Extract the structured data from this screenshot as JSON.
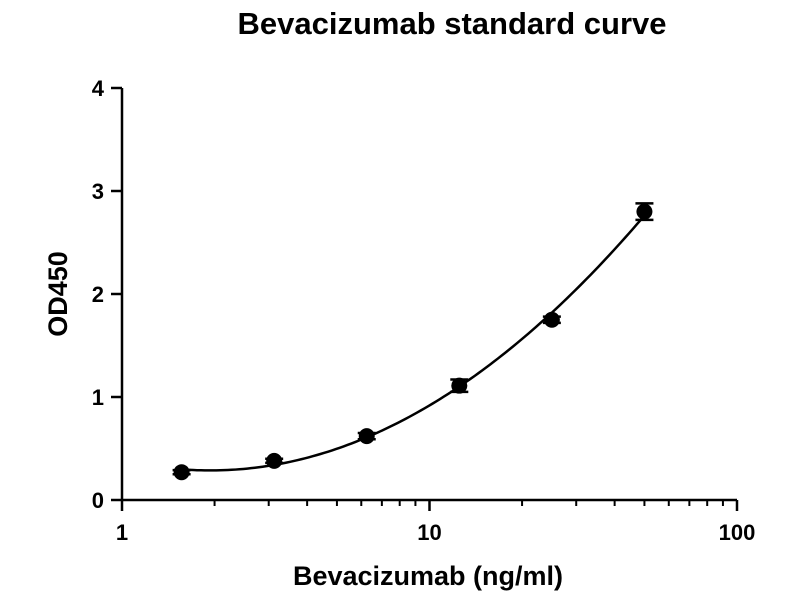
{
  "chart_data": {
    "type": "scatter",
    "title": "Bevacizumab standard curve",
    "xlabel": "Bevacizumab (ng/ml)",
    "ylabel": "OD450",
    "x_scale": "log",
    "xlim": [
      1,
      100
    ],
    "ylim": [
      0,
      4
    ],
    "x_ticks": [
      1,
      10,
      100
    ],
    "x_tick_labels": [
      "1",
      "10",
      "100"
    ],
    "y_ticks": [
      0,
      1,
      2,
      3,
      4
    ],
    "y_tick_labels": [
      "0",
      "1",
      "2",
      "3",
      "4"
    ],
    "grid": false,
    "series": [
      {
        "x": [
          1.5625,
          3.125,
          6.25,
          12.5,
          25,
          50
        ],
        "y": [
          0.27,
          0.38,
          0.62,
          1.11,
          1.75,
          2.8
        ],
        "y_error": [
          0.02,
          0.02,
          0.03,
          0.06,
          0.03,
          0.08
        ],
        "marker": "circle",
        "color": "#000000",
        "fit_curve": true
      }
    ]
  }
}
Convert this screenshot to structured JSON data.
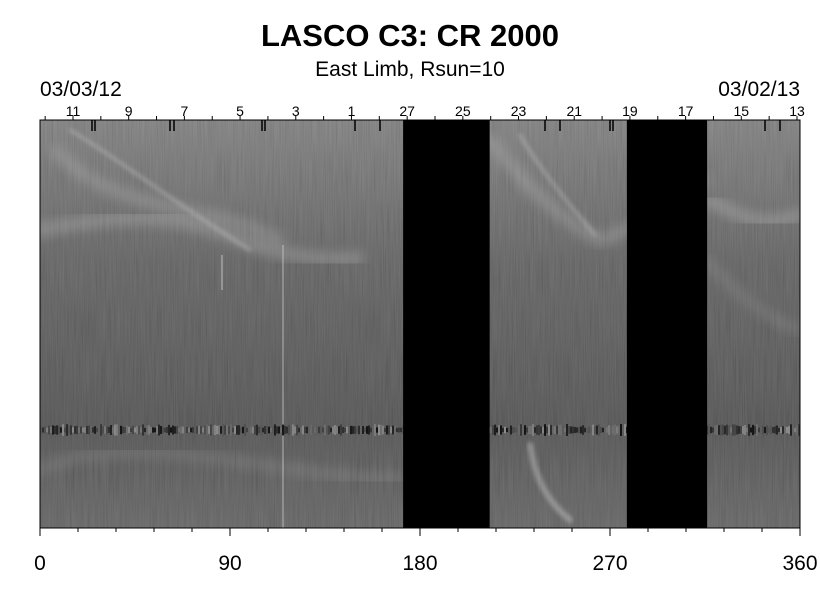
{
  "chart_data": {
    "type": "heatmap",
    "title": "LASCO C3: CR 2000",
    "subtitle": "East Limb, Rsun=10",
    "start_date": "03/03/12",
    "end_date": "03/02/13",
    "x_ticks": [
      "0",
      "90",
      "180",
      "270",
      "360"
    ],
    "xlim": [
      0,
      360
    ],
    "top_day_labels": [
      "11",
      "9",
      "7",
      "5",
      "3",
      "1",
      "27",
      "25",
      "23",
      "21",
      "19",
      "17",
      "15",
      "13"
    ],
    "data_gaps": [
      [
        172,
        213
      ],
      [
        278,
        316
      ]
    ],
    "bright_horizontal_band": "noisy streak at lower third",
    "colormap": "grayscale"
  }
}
+ + + +
Exercise directions
Above are the records; reproduce them exactly and leave out the pictures.

Solution
Extract the structured data from this screenshot as JSON.
{
  "chart_data": {
    "type": "scatter",
    "title": "Bevacizumab standard curve",
    "xlabel": "Bevacizumab (ng/ml)",
    "ylabel": "OD450",
    "x_scale": "log",
    "xlim": [
      1,
      100
    ],
    "ylim": [
      0,
      4
    ],
    "x_ticks": [
      1,
      10,
      100
    ],
    "x_tick_labels": [
      "1",
      "10",
      "100"
    ],
    "y_ticks": [
      0,
      1,
      2,
      3,
      4
    ],
    "y_tick_labels": [
      "0",
      "1",
      "2",
      "3",
      "4"
    ],
    "grid": false,
    "series": [
      {
        "x": [
          1.5625,
          3.125,
          6.25,
          12.5,
          25,
          50
        ],
        "y": [
          0.27,
          0.38,
          0.62,
          1.11,
          1.75,
          2.8
        ],
        "y_error": [
          0.02,
          0.02,
          0.03,
          0.06,
          0.03,
          0.08
        ],
        "marker": "circle",
        "color": "#000000",
        "fit_curve": true
      }
    ]
  }
}
Convert this screenshot to structured JSON data.
{
  "chart_data": {
    "type": "heatmap",
    "title": "LASCO C3: CR 2000",
    "subtitle": "East Limb, Rsun=10",
    "start_date": "03/03/12",
    "end_date": "03/02/13",
    "x_ticks": [
      "0",
      "90",
      "180",
      "270",
      "360"
    ],
    "xlim": [
      0,
      360
    ],
    "top_day_labels": [
      "11",
      "9",
      "7",
      "5",
      "3",
      "1",
      "27",
      "25",
      "23",
      "21",
      "19",
      "17",
      "15",
      "13"
    ],
    "data_gaps": [
      [
        172,
        213
      ],
      [
        278,
        316
      ]
    ],
    "bright_horizontal_band": "noisy streak at lower third",
    "colormap": "grayscale"
  }
}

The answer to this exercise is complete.